Return all lines with the word "frequency" in them.

--- BEGIN EXERCISE DATA ---

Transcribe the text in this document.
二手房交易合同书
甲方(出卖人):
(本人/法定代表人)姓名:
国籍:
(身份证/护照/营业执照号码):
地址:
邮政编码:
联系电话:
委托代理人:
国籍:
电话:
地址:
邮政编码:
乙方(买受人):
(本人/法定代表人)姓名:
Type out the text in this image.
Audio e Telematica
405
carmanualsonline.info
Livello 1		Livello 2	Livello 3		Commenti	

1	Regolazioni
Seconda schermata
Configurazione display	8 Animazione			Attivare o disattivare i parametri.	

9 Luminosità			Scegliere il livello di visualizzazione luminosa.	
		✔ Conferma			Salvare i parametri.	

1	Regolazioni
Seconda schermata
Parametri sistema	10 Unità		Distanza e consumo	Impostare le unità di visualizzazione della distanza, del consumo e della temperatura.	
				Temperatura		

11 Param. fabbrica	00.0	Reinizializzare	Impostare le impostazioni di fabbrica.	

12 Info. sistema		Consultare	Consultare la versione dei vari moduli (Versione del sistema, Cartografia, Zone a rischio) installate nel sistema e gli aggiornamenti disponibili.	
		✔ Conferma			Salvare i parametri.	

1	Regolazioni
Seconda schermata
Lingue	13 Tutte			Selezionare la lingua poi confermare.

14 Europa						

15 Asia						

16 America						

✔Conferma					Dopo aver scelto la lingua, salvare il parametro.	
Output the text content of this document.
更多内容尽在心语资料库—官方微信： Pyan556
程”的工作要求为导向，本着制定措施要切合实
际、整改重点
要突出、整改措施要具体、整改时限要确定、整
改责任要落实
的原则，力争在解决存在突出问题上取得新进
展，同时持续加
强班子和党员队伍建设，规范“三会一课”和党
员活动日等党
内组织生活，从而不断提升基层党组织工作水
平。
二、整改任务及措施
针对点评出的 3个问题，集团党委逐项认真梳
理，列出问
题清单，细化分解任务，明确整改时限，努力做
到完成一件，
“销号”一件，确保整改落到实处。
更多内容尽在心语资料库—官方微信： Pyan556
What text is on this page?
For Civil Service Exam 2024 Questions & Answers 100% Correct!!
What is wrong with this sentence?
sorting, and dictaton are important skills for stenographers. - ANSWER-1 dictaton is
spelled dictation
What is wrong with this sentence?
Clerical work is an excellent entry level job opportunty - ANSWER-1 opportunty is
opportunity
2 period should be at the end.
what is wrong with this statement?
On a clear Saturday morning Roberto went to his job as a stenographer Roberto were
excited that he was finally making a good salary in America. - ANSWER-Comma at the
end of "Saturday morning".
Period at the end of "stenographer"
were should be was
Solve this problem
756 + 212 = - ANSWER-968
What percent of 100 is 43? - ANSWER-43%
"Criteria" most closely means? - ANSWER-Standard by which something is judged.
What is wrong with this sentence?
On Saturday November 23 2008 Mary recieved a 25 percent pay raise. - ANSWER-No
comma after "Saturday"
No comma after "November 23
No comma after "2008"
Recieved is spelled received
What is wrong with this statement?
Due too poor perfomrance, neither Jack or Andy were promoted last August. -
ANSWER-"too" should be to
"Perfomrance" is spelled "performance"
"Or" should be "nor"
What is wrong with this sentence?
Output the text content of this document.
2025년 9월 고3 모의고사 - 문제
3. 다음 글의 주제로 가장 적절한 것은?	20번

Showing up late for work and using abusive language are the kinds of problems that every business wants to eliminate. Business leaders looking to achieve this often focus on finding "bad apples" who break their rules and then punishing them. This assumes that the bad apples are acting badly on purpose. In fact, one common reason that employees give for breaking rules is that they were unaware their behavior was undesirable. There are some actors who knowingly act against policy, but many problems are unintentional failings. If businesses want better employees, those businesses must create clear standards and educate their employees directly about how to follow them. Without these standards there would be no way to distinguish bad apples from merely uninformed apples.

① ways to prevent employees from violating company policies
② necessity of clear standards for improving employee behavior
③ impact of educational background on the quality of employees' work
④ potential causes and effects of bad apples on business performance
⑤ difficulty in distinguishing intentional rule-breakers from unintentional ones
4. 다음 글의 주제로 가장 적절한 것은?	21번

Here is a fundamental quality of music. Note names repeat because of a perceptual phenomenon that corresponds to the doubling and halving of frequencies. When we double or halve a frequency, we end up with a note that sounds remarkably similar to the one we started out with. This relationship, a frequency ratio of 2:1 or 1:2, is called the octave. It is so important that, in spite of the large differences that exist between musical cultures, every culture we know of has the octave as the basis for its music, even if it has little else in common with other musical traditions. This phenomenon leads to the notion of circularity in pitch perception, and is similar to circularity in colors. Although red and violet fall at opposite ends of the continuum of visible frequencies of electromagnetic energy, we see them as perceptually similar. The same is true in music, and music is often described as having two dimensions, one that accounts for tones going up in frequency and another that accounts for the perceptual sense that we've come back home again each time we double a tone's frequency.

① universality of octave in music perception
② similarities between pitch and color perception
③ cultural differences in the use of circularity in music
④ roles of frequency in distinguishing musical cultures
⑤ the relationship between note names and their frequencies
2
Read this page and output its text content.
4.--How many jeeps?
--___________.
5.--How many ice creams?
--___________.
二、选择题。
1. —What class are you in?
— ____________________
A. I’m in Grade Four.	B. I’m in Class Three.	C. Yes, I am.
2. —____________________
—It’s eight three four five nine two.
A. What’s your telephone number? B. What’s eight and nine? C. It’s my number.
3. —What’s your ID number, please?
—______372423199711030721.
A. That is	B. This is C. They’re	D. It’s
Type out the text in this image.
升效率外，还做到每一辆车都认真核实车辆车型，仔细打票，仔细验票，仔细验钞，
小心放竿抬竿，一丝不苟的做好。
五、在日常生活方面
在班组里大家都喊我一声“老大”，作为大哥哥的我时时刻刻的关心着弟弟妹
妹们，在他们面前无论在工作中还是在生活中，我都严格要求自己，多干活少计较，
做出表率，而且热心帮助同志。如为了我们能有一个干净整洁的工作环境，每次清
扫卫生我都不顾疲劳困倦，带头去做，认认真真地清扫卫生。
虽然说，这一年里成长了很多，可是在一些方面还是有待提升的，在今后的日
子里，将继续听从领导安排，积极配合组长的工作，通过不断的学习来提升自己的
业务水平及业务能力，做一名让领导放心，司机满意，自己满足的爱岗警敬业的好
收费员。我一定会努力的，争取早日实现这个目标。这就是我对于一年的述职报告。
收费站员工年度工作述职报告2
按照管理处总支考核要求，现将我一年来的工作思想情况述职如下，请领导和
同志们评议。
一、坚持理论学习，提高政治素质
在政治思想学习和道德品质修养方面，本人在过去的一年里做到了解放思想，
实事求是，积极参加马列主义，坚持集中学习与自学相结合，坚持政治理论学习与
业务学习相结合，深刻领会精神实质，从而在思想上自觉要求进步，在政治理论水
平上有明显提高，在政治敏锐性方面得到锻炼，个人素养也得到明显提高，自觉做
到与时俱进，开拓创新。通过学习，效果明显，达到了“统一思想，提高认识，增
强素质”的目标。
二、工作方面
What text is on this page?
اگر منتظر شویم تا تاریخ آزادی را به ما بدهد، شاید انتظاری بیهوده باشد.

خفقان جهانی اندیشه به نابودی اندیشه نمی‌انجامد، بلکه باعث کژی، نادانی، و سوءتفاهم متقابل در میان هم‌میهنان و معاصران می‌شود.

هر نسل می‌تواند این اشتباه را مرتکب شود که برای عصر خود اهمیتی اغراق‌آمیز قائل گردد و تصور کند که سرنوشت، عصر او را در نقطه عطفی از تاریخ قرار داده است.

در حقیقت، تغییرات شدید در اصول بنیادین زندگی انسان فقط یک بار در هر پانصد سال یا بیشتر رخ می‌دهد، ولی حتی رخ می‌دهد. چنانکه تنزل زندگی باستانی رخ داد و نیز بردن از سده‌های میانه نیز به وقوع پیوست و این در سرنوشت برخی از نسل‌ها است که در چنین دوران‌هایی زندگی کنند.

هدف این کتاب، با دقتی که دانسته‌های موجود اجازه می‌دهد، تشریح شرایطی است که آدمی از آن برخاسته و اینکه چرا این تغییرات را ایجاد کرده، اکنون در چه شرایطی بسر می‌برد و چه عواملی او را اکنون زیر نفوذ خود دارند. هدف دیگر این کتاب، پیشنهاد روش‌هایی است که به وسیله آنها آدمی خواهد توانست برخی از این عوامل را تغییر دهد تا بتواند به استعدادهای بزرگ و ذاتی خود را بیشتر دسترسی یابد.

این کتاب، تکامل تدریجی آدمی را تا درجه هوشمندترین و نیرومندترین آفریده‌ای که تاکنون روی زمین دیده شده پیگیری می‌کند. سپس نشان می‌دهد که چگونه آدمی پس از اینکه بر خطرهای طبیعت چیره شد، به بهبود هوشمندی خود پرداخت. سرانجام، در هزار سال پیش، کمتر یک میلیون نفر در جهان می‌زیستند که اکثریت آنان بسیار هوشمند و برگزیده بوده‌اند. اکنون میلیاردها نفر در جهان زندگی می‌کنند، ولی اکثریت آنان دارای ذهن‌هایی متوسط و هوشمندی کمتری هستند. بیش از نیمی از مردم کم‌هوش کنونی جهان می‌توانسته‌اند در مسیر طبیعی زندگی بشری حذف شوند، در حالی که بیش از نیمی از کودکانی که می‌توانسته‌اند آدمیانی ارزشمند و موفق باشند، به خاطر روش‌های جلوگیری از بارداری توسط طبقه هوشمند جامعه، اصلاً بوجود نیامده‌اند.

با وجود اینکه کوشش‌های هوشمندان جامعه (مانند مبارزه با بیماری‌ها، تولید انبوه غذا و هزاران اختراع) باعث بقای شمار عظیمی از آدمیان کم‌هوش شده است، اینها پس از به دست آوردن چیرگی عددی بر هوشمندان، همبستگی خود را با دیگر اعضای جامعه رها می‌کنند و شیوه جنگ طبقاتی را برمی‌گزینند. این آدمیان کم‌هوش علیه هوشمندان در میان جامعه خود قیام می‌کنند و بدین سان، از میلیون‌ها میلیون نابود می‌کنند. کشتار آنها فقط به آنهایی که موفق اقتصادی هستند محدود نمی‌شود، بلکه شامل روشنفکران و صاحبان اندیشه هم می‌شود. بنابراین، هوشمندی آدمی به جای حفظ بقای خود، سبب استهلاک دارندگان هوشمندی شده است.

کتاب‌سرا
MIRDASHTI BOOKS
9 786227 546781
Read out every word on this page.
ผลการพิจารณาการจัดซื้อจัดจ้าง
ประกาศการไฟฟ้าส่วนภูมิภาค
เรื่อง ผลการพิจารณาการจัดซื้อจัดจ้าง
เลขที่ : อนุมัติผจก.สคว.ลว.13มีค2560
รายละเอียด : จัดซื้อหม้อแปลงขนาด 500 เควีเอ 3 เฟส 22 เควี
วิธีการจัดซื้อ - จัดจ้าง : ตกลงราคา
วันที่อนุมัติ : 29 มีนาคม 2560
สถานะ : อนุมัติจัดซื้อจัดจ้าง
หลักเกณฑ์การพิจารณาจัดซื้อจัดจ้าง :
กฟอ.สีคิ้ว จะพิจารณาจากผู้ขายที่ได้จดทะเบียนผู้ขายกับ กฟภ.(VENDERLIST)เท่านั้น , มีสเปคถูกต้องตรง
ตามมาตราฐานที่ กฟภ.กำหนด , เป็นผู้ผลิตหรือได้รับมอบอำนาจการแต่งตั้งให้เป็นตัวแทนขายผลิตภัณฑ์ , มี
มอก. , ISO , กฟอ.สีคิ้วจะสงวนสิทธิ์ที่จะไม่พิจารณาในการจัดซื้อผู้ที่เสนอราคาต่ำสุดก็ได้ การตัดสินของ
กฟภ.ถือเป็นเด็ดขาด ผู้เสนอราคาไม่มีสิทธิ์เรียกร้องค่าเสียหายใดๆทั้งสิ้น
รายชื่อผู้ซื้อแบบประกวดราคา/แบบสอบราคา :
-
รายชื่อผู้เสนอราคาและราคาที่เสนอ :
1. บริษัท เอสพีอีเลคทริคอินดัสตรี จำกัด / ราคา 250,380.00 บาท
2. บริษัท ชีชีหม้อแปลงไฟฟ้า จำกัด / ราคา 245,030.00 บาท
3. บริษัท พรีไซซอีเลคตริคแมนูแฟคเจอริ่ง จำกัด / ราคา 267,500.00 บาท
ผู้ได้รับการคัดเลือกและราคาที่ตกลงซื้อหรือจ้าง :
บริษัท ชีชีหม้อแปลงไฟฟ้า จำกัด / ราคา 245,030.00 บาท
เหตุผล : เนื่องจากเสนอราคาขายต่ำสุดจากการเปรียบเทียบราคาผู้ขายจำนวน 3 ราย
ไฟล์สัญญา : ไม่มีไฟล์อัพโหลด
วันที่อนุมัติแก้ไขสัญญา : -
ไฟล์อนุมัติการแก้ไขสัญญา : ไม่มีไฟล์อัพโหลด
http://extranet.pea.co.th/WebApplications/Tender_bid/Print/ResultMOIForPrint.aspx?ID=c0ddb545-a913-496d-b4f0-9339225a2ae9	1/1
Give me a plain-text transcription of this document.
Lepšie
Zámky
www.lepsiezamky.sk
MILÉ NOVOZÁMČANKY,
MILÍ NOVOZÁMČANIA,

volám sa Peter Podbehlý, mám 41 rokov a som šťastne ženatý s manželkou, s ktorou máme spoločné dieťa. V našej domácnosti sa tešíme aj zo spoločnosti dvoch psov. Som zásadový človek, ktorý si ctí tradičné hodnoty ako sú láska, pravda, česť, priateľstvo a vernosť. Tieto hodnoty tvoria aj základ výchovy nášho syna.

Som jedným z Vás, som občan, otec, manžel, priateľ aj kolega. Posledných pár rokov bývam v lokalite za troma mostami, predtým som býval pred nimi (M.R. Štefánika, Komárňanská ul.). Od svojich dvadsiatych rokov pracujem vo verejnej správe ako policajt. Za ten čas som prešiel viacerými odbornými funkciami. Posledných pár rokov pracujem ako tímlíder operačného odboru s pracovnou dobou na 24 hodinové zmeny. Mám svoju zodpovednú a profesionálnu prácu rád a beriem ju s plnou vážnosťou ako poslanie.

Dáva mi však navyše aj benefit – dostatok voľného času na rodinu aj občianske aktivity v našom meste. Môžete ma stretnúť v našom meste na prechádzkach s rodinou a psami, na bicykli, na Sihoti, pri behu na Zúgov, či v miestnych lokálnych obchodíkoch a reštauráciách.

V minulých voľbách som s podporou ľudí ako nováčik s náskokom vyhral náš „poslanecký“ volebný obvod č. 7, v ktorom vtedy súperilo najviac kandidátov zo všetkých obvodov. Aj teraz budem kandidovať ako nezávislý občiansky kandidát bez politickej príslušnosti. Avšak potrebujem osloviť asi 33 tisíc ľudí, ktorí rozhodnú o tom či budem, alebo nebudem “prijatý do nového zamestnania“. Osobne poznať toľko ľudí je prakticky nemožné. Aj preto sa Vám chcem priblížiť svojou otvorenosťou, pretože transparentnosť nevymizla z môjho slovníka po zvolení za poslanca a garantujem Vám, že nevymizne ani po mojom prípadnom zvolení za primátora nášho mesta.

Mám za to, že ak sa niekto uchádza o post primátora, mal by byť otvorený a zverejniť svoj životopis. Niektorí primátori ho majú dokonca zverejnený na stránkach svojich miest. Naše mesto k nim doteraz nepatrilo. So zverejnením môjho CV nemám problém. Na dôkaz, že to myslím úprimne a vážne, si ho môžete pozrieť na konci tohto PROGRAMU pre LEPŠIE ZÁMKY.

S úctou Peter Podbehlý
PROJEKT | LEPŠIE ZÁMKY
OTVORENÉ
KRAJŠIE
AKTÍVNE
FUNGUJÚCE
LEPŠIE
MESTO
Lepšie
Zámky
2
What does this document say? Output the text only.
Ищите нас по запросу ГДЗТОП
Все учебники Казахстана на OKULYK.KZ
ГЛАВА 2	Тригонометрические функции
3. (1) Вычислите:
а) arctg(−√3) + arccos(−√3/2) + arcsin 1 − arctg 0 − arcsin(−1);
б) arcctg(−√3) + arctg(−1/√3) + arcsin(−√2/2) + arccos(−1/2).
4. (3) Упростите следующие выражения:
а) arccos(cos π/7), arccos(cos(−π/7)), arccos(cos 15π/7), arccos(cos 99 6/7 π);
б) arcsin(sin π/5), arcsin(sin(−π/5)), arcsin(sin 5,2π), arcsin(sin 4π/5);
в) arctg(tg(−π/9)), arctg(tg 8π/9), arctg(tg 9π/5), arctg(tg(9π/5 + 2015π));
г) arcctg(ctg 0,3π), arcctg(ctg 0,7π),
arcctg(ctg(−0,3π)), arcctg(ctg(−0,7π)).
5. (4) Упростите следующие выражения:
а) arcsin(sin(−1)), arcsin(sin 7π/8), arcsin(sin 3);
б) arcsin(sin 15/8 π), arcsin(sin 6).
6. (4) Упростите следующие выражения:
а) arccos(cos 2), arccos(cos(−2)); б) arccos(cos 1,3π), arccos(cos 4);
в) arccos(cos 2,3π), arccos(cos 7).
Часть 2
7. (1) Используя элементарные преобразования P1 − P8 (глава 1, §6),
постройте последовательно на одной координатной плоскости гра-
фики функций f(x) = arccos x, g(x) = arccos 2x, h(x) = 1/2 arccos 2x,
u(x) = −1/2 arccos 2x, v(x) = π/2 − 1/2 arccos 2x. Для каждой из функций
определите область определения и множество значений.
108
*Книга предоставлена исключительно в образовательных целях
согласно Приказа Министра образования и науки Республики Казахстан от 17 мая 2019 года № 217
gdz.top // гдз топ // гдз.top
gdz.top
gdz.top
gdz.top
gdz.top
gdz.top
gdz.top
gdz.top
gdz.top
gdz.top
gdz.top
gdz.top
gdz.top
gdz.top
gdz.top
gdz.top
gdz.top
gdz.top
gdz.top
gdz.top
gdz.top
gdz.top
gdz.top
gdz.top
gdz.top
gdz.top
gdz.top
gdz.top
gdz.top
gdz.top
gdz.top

--- END EXERCISE DATA ---

FINISHED EXERCISE:
Here is a fundamental quality of music. Note names repeat because of a perceptual phenomenon that corresponds to the doubling and halving of frequencies. When we double or halve a frequency, we end up with a note that sounds remarkably similar to the one we started out with. This relationship, a frequency ratio of 2:1 or 1:2, is called the octave. It is so important that, in spite of the large differences that exist between musical cultures, every culture we know of has the octave as the basis for its music, even if it has little else in common with other musical traditions. This phenomenon leads to the notion of circularity in pitch perception, and is similar to circularity in colors. Although red and violet fall at opposite ends of the continuum of visible frequencies of electromagnetic energy, we see them as perceptually similar. The same is true in music, and music is often described as having two dimensions, one that accounts for tones going up in frequency and another that accounts for the perceptual sense that we've come back home again each time we double a tone's frequency.
④ roles of frequency in distinguishing musical cultures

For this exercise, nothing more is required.